* _PROBLEM DETAILS_: Copy the mailing-list reply about TAP output below, starting at "A few things, grouped" and ending at "53 Failed: 1)", and replace "CI" with "continuous integration" throughout that span.

* _SELECTED TEXT_:

++++

On Thu, Mar 24 2022, Johannes Schindelin wrote:

> Hi Ævar,
>
> On Wed, 23 Mar 2022, Ævar Arnfjörð Bjarmason wrote:
>
>> Change the "--immediate" option so that it emits valid TAP on
>> failure. Before this it would omit the required plan at the end,
>> e.g. under SANITIZE=leak we'd show a "No plan found in TAP output"
>> error from "prove":
>>
>>     $ prove t0006-date.sh ::  --immediate
>>     t0006-date.sh .. Dubious, test returned 1 (wstat 256, 0x100)
>>     Failed 1/22 subtests
>>
>>     Test Summary Report
>>     -------------------
>>     t0006-date.sh (Wstat: 256 Tests: 22 Failed: 1)
>>       Failed test:  22
>>       Non-zero exit status: 1
>>       Parse errors: No plan found in TAP output
>>     Files=1, Tests=22,  0 wallclock secs ( 0.02 usr  0.01 sys +  0.18 cusr  0.06 csys =  0.27 CPU)
>>     Result: FAIL
>>
>> Now we'll emit output that doesn't result in TAP parsing failures:
>>
>>     $ prove t0006-date.sh ::  --immediate
>>     t0006-date.sh .. Dubious, test returned 1 (wstat 256, 0x100)
>>     Failed 1/22 subtests
>>
>>     Test Summary Report
>>     -------------------
>>     t0006-date.sh (Wstat: 256 Tests: 22 Failed: 1)
>>       Failed test:  22
>>       Non-zero exit status: 1
>>     Files=1, Tests=22,  0 wallclock secs ( 0.02 usr  0.00 sys +  0.19 cusr  0.05 csys =  0.26 CPU)
>>     Result: FAIL
>
> The commit message is strong on the what, very strong in giving verbose
> output that might or might not clarify the intention, and a little weak in
> the why and the greater context.

I thought "so that it emits valid TAP" was sufficiently
self-explaining. I.e. we emit this machine-readable format, but in this
edge case our output is invalid TAP, now it's valid.

Re the verbose output: The last time I submitted patch for tweaking the
TAP output I got the feedback (from Junio in
https://lore.kernel.org/git/xmqq7dad10oy.fsf@gitster.g/) that a more
explicit example was wanted. So I included it this time around.

> In the broader story arc, I wonder why we're even bothering with TAP
> anymore because it seems that the world has moved on to more powerful file
> formats to represent test output, such as JUnit XML, that can be parsed,
> rendered and analyzed by powerful special-purpose applications.

[I guess that warrants a $subject change]

A few things, grouped by heading:

== It "can be parsed"

First, the "[TAP ]can['t] be parsed" part of that is wrong.

As your own CI patch series[1] shows we currently parse the entire TAP
output of our test suite on every CI run. Otherwise prove(1) couldn't
have come up with this (quoting from your [1]):

	Test Summary Report
	-------------------
	t1092-sparse-checkout-compatibility.sh           (Wstat: 256 Tests: 53 Failed: 1)
	  Failed test:  49
	  Non-zero exit status: 1
	t3701-add-interactive.sh                         (Wstat: 0 Tests: 71 Failed: 0)
	  TODO passed:   45, 47

That's the result of a compliant TAP parser parsing all of our test
output, which has worked for all our tests (sans edge cases like the one
being fixed here) for a long time.

++++

* _DATASET SECTION_:

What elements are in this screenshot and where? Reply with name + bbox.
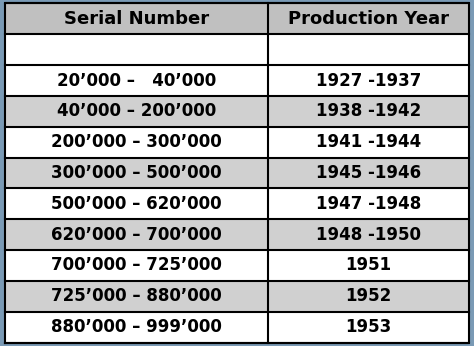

++++

* _EXERCISE SOLUTION_:
A few things, grouped by heading:

== It "can be parsed"

First, the "[TAP ]can['t] be parsed" part of that is wrong.

As your own continuous integration patch series[1] shows we currently parse the entire TAP
output of our test suite on every continuous integration run. Otherwise prove(1) couldn't
have come up with this (quoting from your [1]):

	Test Summary Report
	-------------------
	t1092-sparse-checkout-compatibility.sh           (Wstat: 256 Tests: 53 Failed: 1)